Each line below either holds the string "whislo" or doesn't. Count those that do and give only the number.

.....

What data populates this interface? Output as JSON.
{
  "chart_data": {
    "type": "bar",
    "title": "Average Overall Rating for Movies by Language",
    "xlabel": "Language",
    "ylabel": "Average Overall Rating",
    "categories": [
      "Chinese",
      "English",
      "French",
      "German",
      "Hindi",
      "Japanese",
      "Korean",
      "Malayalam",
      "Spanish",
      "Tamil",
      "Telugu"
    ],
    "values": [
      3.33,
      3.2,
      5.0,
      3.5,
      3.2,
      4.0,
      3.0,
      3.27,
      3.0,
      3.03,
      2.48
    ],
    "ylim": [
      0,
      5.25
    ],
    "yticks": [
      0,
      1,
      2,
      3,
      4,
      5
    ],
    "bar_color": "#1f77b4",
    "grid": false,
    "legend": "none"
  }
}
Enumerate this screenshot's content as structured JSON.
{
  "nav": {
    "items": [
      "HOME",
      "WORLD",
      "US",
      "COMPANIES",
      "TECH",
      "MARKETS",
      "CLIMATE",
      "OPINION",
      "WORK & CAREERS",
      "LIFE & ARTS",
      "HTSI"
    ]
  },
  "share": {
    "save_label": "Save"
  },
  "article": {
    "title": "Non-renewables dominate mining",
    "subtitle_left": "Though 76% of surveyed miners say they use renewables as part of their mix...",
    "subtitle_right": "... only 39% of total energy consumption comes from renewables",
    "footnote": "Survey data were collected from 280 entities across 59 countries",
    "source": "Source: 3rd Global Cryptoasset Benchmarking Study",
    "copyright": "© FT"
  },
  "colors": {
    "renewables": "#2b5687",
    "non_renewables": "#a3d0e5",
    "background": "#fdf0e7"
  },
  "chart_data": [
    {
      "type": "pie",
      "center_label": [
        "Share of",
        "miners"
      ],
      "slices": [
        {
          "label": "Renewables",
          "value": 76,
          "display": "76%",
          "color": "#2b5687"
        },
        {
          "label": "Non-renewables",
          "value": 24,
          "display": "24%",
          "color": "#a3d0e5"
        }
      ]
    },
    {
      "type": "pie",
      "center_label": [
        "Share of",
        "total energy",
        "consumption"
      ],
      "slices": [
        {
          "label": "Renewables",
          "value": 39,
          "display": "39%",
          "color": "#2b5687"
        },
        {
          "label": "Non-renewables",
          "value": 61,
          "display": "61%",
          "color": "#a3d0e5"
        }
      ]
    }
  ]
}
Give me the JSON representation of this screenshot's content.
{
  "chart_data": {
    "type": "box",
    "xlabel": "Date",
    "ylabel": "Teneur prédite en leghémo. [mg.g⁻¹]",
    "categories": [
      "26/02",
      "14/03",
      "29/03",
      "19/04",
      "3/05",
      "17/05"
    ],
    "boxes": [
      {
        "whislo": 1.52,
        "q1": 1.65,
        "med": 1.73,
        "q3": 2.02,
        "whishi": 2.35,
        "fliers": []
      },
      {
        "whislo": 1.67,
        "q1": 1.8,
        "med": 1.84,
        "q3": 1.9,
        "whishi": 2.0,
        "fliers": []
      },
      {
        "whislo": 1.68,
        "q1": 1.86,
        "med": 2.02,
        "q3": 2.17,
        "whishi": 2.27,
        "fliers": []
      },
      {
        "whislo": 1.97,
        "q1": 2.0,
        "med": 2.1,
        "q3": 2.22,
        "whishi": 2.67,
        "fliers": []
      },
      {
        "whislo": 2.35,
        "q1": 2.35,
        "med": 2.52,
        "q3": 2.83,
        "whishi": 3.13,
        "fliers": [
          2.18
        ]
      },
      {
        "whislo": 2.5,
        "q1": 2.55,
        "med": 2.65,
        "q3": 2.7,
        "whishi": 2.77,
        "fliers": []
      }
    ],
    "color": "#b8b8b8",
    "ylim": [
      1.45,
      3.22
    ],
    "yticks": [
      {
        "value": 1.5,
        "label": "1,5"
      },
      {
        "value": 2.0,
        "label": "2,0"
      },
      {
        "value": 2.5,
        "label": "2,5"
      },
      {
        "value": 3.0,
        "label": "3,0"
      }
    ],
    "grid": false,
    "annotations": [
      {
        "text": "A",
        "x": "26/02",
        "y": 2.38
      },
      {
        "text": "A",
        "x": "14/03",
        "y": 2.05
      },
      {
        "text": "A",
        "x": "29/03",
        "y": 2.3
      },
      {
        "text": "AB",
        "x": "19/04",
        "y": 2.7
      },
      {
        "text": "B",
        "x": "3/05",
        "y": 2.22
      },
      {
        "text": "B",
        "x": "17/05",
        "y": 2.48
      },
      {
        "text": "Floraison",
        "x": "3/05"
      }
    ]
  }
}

.....

### Task result:
6